[Directive] Scan each line of the records for the word "costs" and extract the ones that have it.

::: Input for this task

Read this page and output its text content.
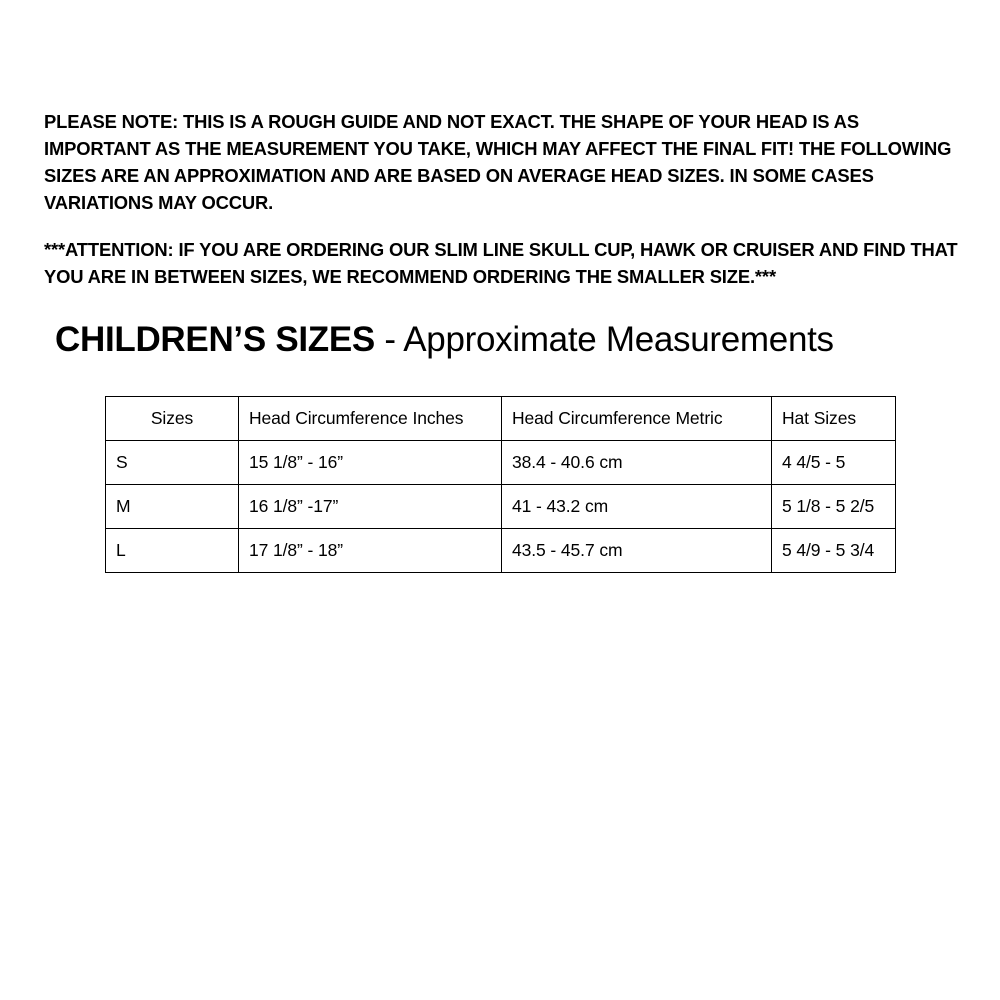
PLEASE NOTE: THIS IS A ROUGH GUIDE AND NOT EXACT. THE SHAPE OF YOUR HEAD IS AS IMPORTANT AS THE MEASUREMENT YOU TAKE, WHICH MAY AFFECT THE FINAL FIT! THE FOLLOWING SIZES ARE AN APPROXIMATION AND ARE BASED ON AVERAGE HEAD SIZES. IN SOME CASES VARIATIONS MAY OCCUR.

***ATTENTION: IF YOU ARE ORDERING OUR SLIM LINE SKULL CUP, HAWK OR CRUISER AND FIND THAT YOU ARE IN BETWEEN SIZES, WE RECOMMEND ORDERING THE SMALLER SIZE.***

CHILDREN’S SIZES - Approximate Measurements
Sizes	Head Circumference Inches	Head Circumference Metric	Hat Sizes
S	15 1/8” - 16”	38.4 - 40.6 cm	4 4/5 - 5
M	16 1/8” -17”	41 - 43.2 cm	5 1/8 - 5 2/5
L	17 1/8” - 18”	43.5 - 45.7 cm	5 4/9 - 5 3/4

::::::
::: Input for this task

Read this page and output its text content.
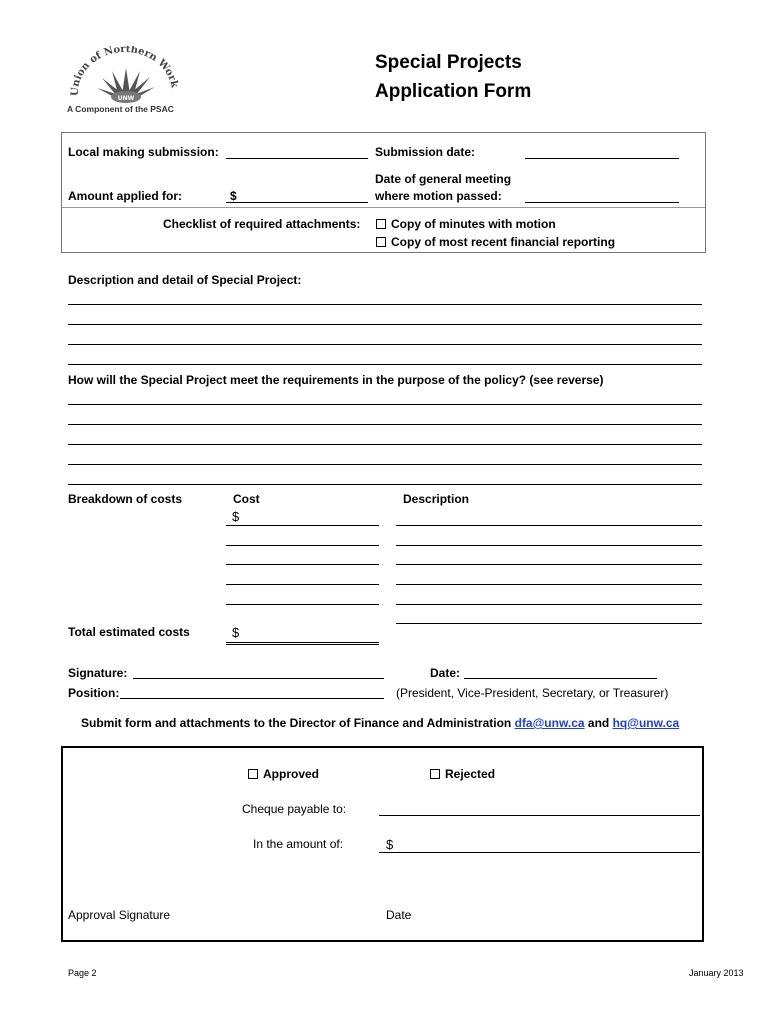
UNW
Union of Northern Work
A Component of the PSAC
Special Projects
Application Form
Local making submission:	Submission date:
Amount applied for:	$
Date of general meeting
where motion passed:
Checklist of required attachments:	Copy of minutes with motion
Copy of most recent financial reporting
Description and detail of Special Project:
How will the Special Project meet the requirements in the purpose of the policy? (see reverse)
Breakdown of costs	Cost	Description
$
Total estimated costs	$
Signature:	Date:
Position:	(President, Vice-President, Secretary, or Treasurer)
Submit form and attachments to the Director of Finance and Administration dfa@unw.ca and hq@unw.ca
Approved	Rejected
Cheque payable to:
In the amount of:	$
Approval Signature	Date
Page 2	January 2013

::::::

[Exercise response]
Breakdown of costs	Cost	Description
Total estimated costs	$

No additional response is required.